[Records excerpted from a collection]
====
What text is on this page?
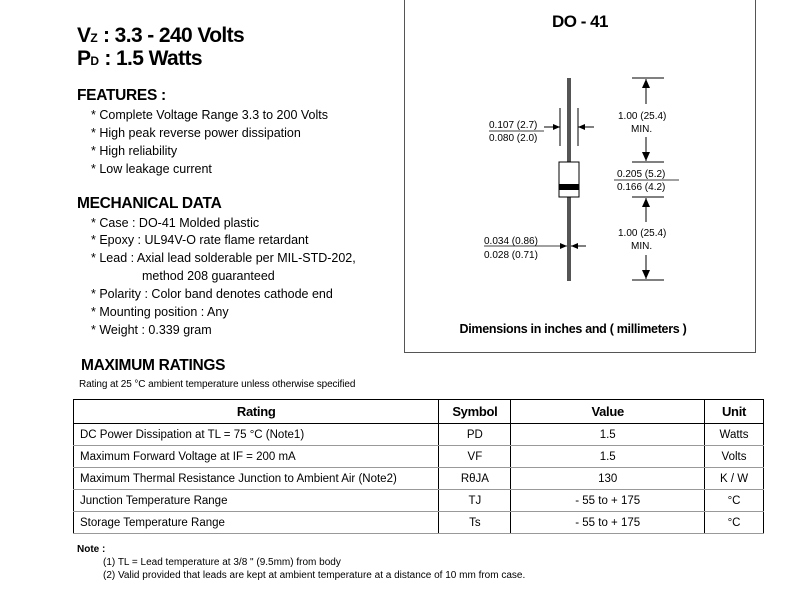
VZ : 3.3 - 240 Volts
PD : 1.5 Watts
FEATURES :
* Complete Voltage Range 3.3 to 200 Volts
* High peak reverse power dissipation
* High reliability
* Low leakage current
MECHANICAL DATA
* Case : DO-41 Molded plastic
* Epoxy : UL94V-O rate flame retardant
* Lead : Axial lead solderable per MIL-STD-202,
method 208 guaranteed
* Polarity : Color band denotes cathode end
* Mounting position : Any
* Weight : 0.339 gram
DO - 41
0.107 (2.7)
0.080 (2.0)
1.00 (25.4)
MIN.
0.205 (5.2)
0.166 (4.2)
1.00 (25.4)
MIN.
0.034 (0.86)
0.028 (0.71)
Dimensions in inches and ( millimeters )
MAXIMUM RATINGS
Rating at 25 °C ambient temperature unless otherwise specified
Rating	Symbol	Value	Unit
DC Power Dissipation at TL = 75 °C (Note1)	PD	1.5	Watts
Maximum Forward Voltage at IF = 200 mA	VF	1.5	Volts
Maximum Thermal Resistance Junction to Ambient Air (Note2)	RθJA	130	K / W
Junction Temperature Range	TJ	- 55 to + 175	°C
Storage Temperature Range	Ts	- 55 to + 175	°C
Note :
(1) TL = Lead temperature at 3/8 " (9.5mm) from body
(2) Valid provided that leads are kept at ambient temperature at a distance of 10 mm from case.
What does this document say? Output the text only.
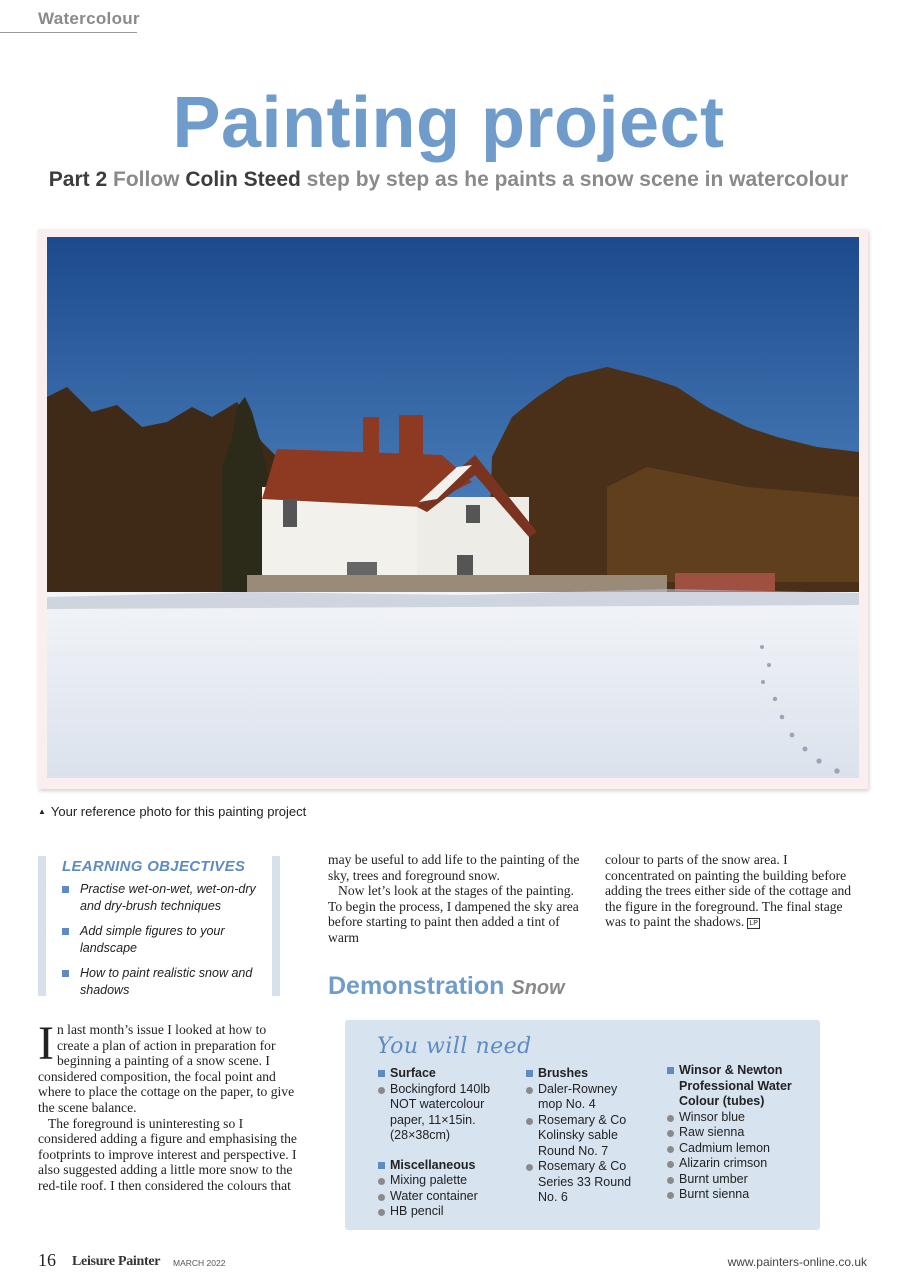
Watercolour
Painting project
Part 2 Follow Colin Steed step by step as he paints a snow scene in watercolour
▲ Your reference photo for this painting project
LEARNING OBJECTIVES
Practise wet-on-wet, wet-on-dry and dry-brush techniques
Add simple figures to your landscape
How to paint realistic snow and shadows

In last month’s issue I looked at how to create a plan of action in preparation for beginning a painting of a snow scene. I considered composition, the focal point and where to place the cottage on the paper, to give the scene balance.

The foreground is uninteresting so I considered adding a figure and emphasising the footprints to improve interest and perspective. I also suggested adding a little more snow to the red-tile roof. I then considered the colours that

may be useful to add life to the painting of the sky, trees and foreground snow.

Now let’s look at the stages of the painting. To begin the process, I dampened the sky area before starting to paint then added a tint of warm

colour to parts of the snow area. I concentrated on painting the building before adding the trees either side of the cottage and the figure in the foreground. The final stage was to paint the shadows. LP

Demonstration Snow
You will need
Surface
Bockingford 140lb NOT watercolour paper, 11×15in. (28×38cm)
Miscellaneous
Mixing palette
Water container
HB pencil
Brushes
Daler-Rowney mop No. 4
Rosemary & Co Kolinsky sable Round No. 7
Rosemary & Co Series 33 Round No. 6
Winsor & Newton Professional Water Colour (tubes)
Winsor blue
Raw sienna
Cadmium lemon
Alizarin crimson
Burnt umber
Burnt sienna
16 Leisure Painter MARCH 2022	www.painters-online.co.uk
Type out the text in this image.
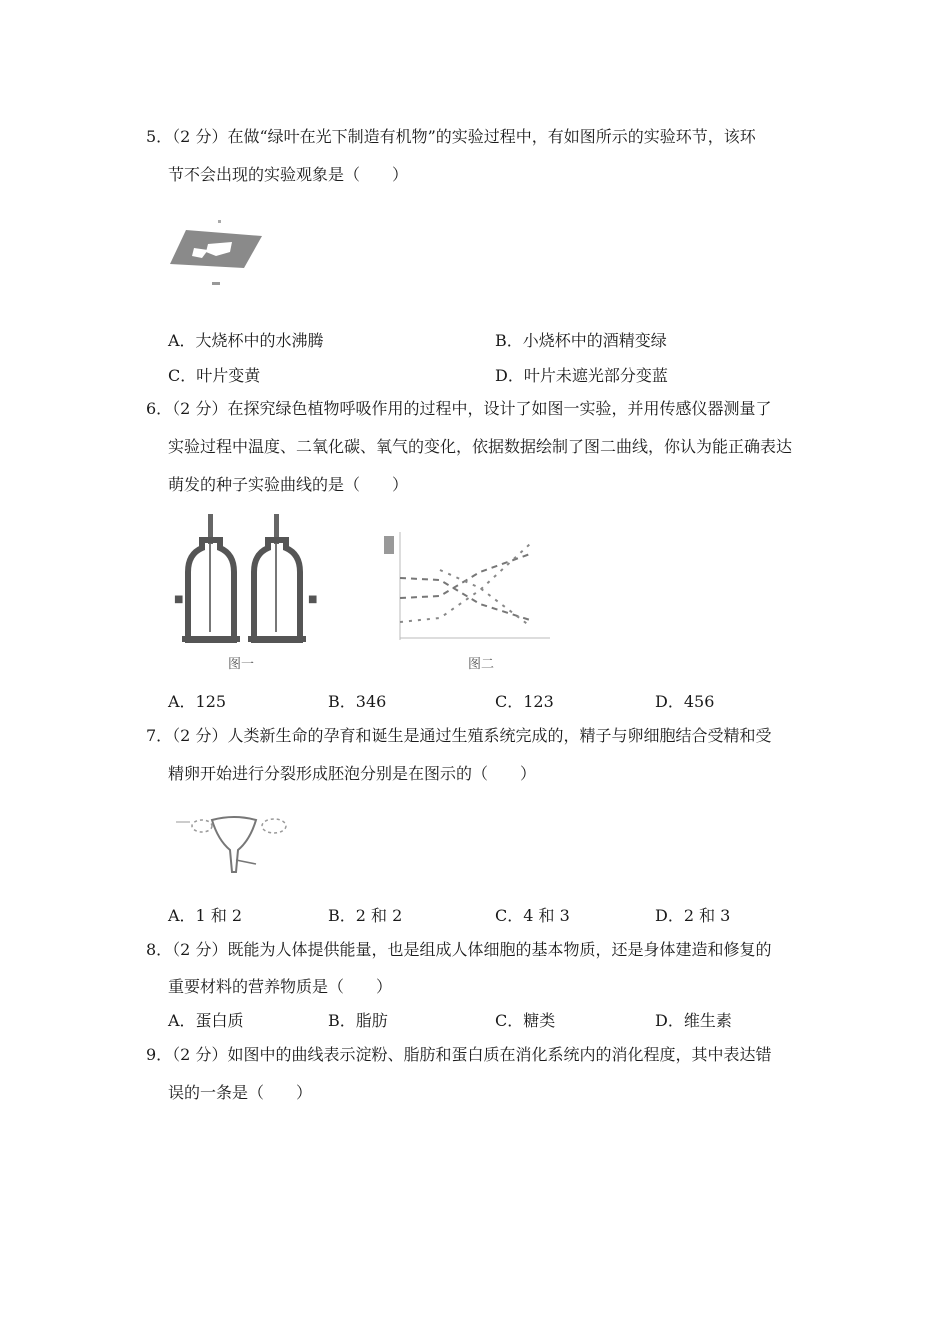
5．（2 分）在做“绿叶在光下制造有机物”的实验过程中，有如图所示的实验环节，该环
节不会出现的实验观象是（　　）
A．大烧杯中的水沸腾	B．小烧杯中的酒精变绿
C．叶片变黄	D．叶片未遮光部分变蓝
6．（2 分）在探究绿色植物呼吸作用的过程中，设计了如图一实验，并用传感仪器测量了
实验过程中温度、二氧化碳、氧气的变化，依据数据绘制了图二曲线，你认为能正确表达
萌发的种子实验曲线的是（　　）
■	■
图一	图二
A．125	B．346	C．123	D．456
7．（2 分）人类新生命的孕育和诞生是通过生殖系统完成的，精子与卵细胞结合受精和受
精卵开始进行分裂形成胚泡分别是在图示的（　　）
A．1 和 2	B．2 和 2	C．4 和 3	D．2 和 3
8．（2 分）既能为人体提供能量，也是组成人体细胞的基本物质，还是身体建造和修复的
重要材料的营养物质是（　　）
A．蛋白质	B．脂肪	C．糖类	D．维生素
9．（2 分）如图中的曲线表示淀粉、脂肪和蛋白质在消化系统内的消化程度，其中表达错
误的一条是（　　）
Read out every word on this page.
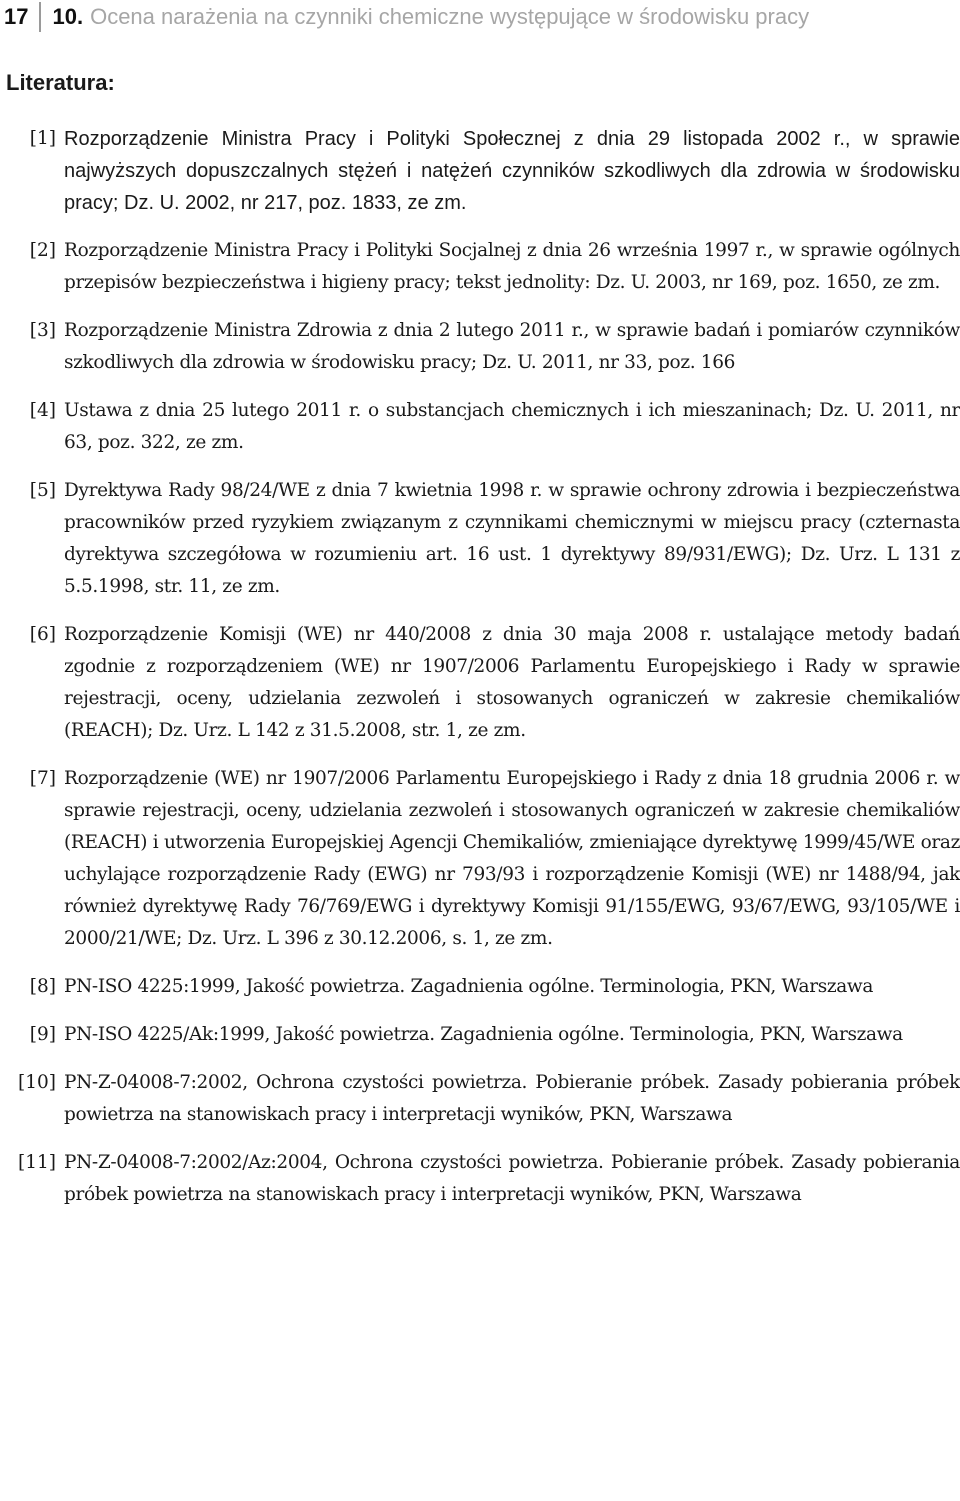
17	10. Ocena narażenia na czynniki chemiczne występujące w środowisku pracy
Literatura:
[1] Rozporządzenie Ministra Pracy i Polityki Społecznej z dnia 29 listopada 2002 r., w sprawie najwyższych dopuszczalnych stężeń i natężeń czynników szkodliwych dla zdrowia w środowisku pracy; Dz. U. 2002, nr 217, poz. 1833, ze zm.
[2] Rozporządzenie Ministra Pracy i Polityki Socjalnej z dnia 26 września 1997 r., w sprawie ogólnych przepisów bezpieczeństwa i higieny pracy; tekst jednolity: Dz. U. 2003, nr 169, poz. 1650, ze zm.
[3] Rozporządzenie Ministra Zdrowia z dnia 2 lutego 2011 r., w sprawie badań i pomiarów czynników szkodliwych dla zdrowia w środowisku pracy; Dz. U. 2011, nr 33, poz. 166
[4] Ustawa z dnia 25 lutego 2011 r. o substancjach chemicznych i ich mieszaninach; Dz. U. 2011, nr 63, poz. 322, ze zm.
[5] Dyrektywa Rady 98/24/WE z dnia 7 kwietnia 1998 r. w sprawie ochrony zdrowia i bezpieczeństwa pracowników przed ryzykiem związanym z czynnikami chemicznymi w miejscu pracy (czternasta dyrektywa szczegółowa w rozumieniu art. 16 ust. 1 dyrektywy 89/931/EWG); Dz. Urz. L 131 z 5.5.1998, str. 11, ze zm.
[6] Rozporządzenie Komisji (WE) nr 440/2008 z dnia 30 maja 2008 r. ustalające metody badań zgodnie z rozporządzeniem (WE) nr 1907/2006 Parlamentu Europejskiego i Rady w sprawie rejestracji, oceny, udzielania zezwoleń i stosowanych ograniczeń w zakresie chemikaliów (REACH); Dz. Urz. L 142 z 31.5.2008, str. 1, ze zm.
[7] Rozporządzenie (WE) nr 1907/2006 Parlamentu Europejskiego i Rady z dnia 18 grudnia 2006 r. w sprawie rejestracji, oceny, udzielania zezwoleń i stosowanych ograniczeń w zakresie chemikaliów (REACH) i utworzenia Europejskiej Agencji Chemikaliów, zmieniające dyrektywę 1999/45/WE oraz uchylające rozporządzenie Rady (EWG) nr 793/93 i rozporządzenie Komisji (WE) nr 1488/94, jak również dyrektywę Rady 76/769/EWG i dyrektywy Komisji 91/155/EWG, 93/67/EWG, 93/105/WE i 2000/21/WE; Dz. Urz. L 396 z 30.12.2006, s. 1, ze zm.
[8] PN-ISO 4225:1999, Jakość powietrza. Zagadnienia ogólne. Terminologia, PKN, Warszawa
[9] PN-ISO 4225/Ak:1999, Jakość powietrza. Zagadnienia ogólne. Terminologia, PKN, Warszawa
[10] PN-Z-04008-7:2002, Ochrona czystości powietrza. Pobieranie próbek. Zasady pobierania próbek powietrza na stanowiskach pracy i interpretacji wyników, PKN, Warszawa
[11] PN-Z-04008-7:2002/Az:2004, Ochrona czystości powietrza. Pobieranie próbek. Zasady pobierania próbek powietrza na stanowiskach pracy i interpretacji wyników, PKN, Warszawa
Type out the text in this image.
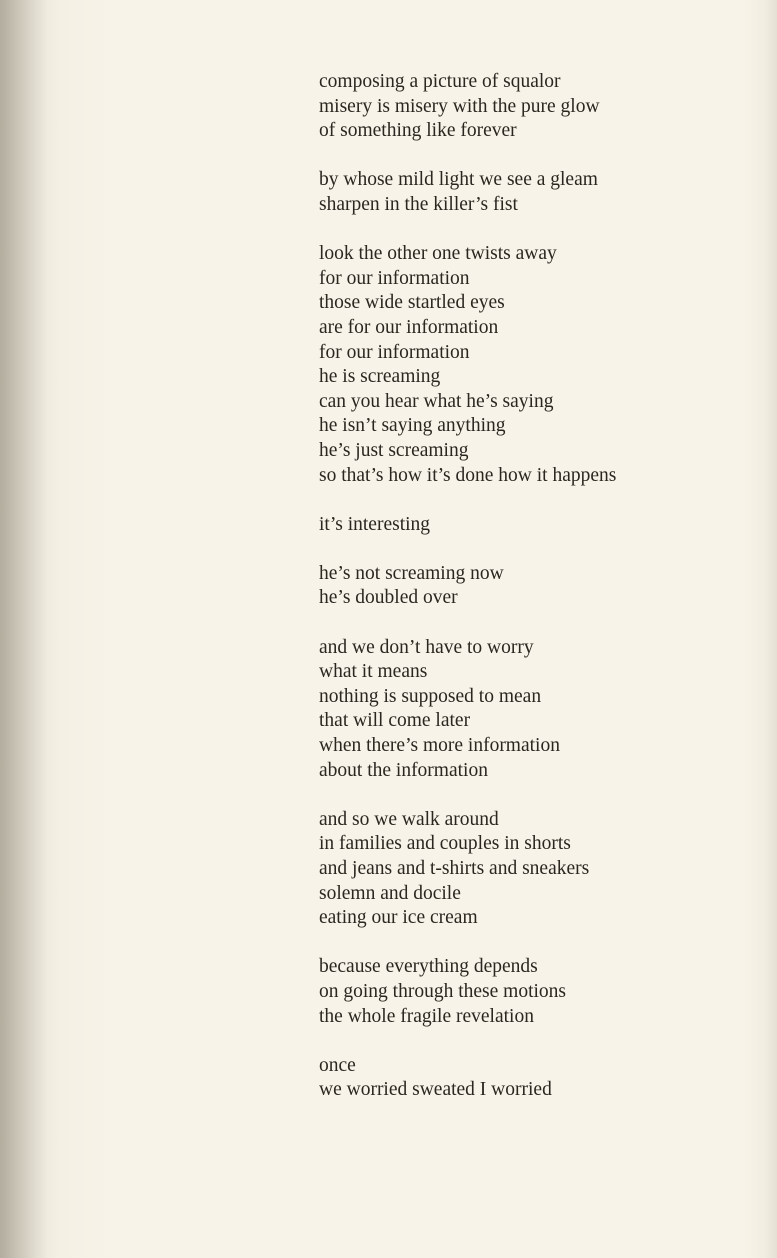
composing a picture of squalor
misery is misery with the pure glow
of something like forever
by whose mild light we see a gleam
sharpen in the killer’s fist
look the other one twists away
for our information
those wide startled eyes
are for our information
for our information
he is screaming
can you hear what he’s saying
he isn’t saying anything
he’s just screaming
so that’s how it’s done how it happens
it’s interesting
he’s not screaming now
he’s doubled over
and we don’t have to worry
what it means
nothing is supposed to mean
that will come later
when there’s more information
about the information
and so we walk around
in families and couples in shorts
and jeans and t-shirts and sneakers
solemn and docile
eating our ice cream
because everything depends
on going through these motions
the whole fragile revelation
once
we worried sweated I worried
====
== Your instructions ==
Gather from the entries above all lines that include the string "project".

== Task solution ==
Painting project
▲ Your reference photo for this painting project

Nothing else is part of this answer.